------ Page text ------

Open serbinsh opened 8 years ago
More errors like this. This time with a DALEC run:
2016-04-02 12:19:04 INFO [read.output] :
Reading output for Years: 2000 - 2002 in directory:
/data/Model_Output/pecan.output/PEcAn_2000000138/out/2000010646
including files 2000.nc 2001.nc 2002.nc
Error in R_nc4_open: Too many open files
Error in nc_open(ncfile) :
Error in nc_open trying to open file /data/Model_Output/pecan.output/PEcAn_2000000138/out/2000010646/2001.nc
Calls: run.ensemble.analysis ... ensemble.ts -> read.ensemble.ts -> read.output -> nc_open
Error during wrapup: cannot open the connection
Execution halted
Error: failed to load sRGB colorspace file
Error during wrapup: cannot open the connection
Execution halted
sh: error while loading shared libraries: libtinfo.so.5: cannot open shared object file: Error 24
Here is the run setup:
pecan.xml
<?xml version="1.0" encoding="UTF-8"?>
<pecan>
<info>
<notes>test run DALEC ponderosa pine</notes>
<userid>2000000002</userid>
<username>Shawn P. Serbin</username>
<date>2016/04/02 11:44:53 -0400</date>
</info>
<outdir>/data/Model_Output/pecan.output/PEcAn_2000000138</outdir>
<database>
<bety>
<user>bety</user>
<password>bety</password>
<host>localhost</host>
<dbname>bety</dbname>
<driver>PostgreSQL</driver>
<write>TRUE</write>
</bety>
</database>
<pfts>
<pft>
<name>dalec.pondersoa_pine</name>
<constants>
<num>1</num>
</constants>
<outdir>/data/Model_Output/pecan.output/PEcAn_2000000138/pft/dalec.pondersoa_pine</outdir>
</pft>
<pft>
<name>dalec.pondersoa_pine</name>
<constants>
<num>2</num>
</constants>
<outdir>/data/Model_Output/pecan.output/PEcAn_2000000138/pft/dalec.pondersoa_pine</outdir>
</pft>
</pfts>
<meta.analysis>
<iter>3000</iter>
<random.effects>FALSE</random.effects>
<threshold>1.2</threshold>
<update>AUTO</update>
</meta.analysis>
<ensemble>
<size>200</size>
<variable>NPP</variable>
<start.year>2000</start.year>
<end.year>2002</end.year>
</ensemble>
<sensitivity.analysis>
<quantiles>
<sigma>-3</sigma>
<sigma>-2</sigma>
<sigma>-1</sigma>
<sigma>0</sigma>
<sigma>1</sigma>
<sigma>2</sigma>
<sigma>3</sigma>
</quantiles>
<variable>NPP</variable>
<start.year>2000</start.year>
<end.year>2002</end.year>
</sensitivity.analysis>
<model>
<id>1000000002</id>
<type>DALEC</type>
<revision>Quaife Evergreen RSE08</revision>
<delete.raw>FALSE</delete.raw>
<binary>/data/software/dalec_EnKF_pub//dalec_seqMH</binary>
</model>
<workflow>
<id>2000000138</id>
</workflow>
<run>
<site>
<id>766</id>
<met.start>1999-01-01 00:00:00</met.start>
<met.end>2003-12-31 00:00:00</met.end>
<name>Metolius-first young aged pine (US-Me5)</name>
<lat>44.4372</lat>
<lon>-121.567</lon>
</site>
<inputs>
<met>
<id>2000000004</id>
<path>/data/Model_Data/dalec_EnKF_pub/input_data/oregon/dalec_drivers.OREGON.no_obs.dat</path>
</met>
</inputs>
<start.date>2000/01/01</start.date>
<end.date>2002/12/31</end.date>
<dbfiles>/data/Model_Output/pecan.output/dbfiles</dbfiles>
<host>
<name>localhost</name>
<qsub>qsub -V -N @NAME@ -o @STDOUT@ -e @STDERR@ -S /bin/bash</qsub>
<qsub.jobid>Your job ([0-9]+) .*</qsub.jobid>
<qstat>qstat @JOBID@ || echo DONE</qstat>
<rundir>/data/Model_Output/pecan.output/PEcAn_2000000138/run</rundir>
<outdir>/data/Model_Output/pecan.output/PEcAn_2000000138/out</outdir>
</host>
</run>
<email>
<to>sserbin@bnl.gov</to>
<url>https://modex.bnl.gov:443/pecan/08-finished.php?workflowid=2000000138</url>
</email>
<rundir>/data/Model_Output/pecan.output/PEcAn_2000000138/run</rundir>
<modeloutdir>/data/Model_Output/pecan.output/PEcAn_2000000138/out</modeloutdir>
</pecan>
Need to check the get.model.output code to make sure files are being closed properly
I think I might be having a related problem. Reading ensemble outputs is snappy at first but then becomes progressively slower as more files are loaded. I think there might be a memory leak in the read.output
function. Will try to investigate.

------

[What to do]: Which sigma values does the forum thread above list under the sensitivity analysis quantiles?

------ Stored data ------

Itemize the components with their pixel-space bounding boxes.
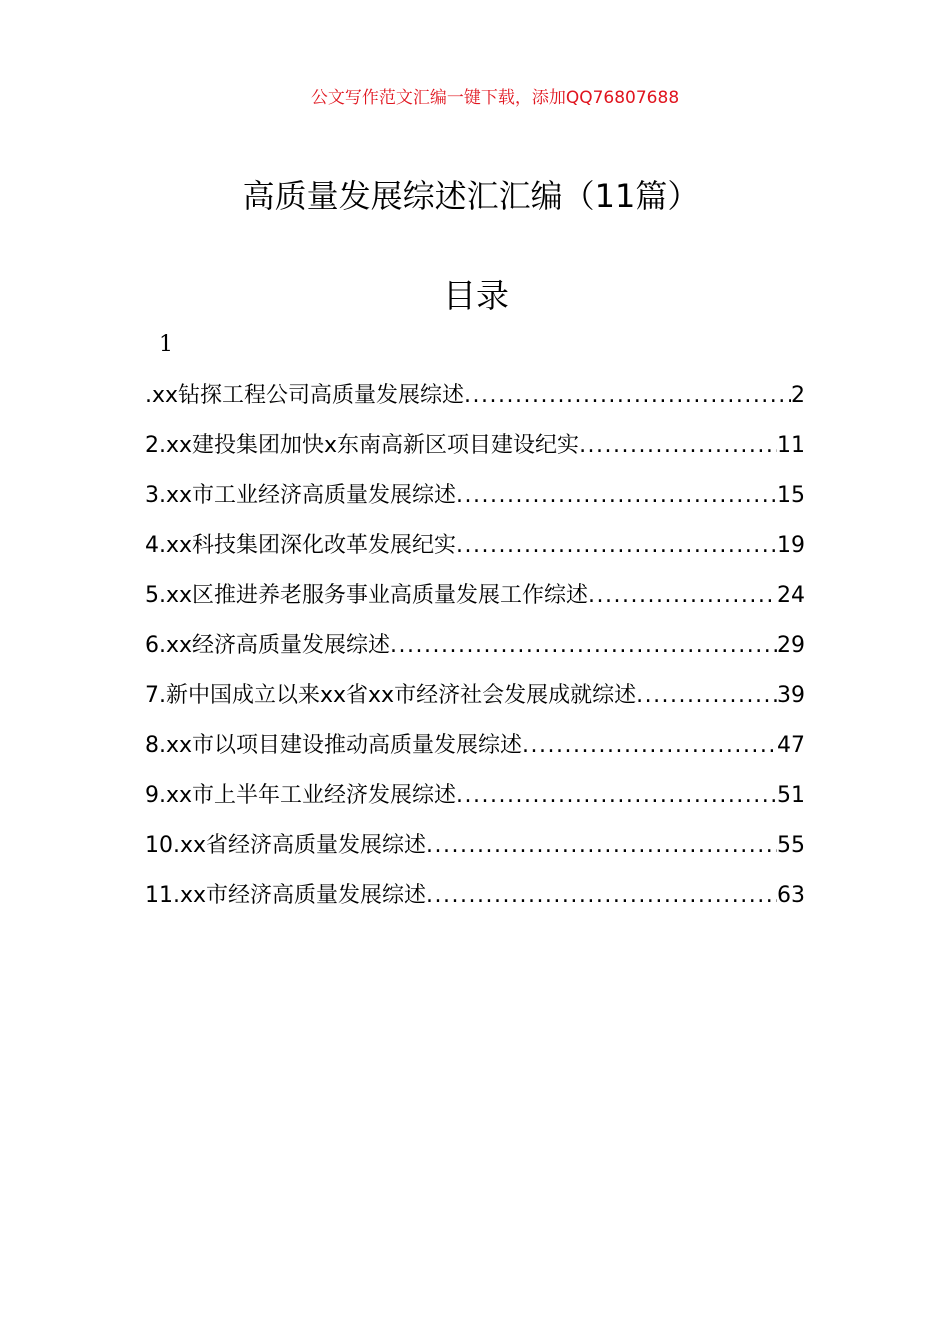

------

[Complete output]: -3, -2, -1, 0, 1, 2, 3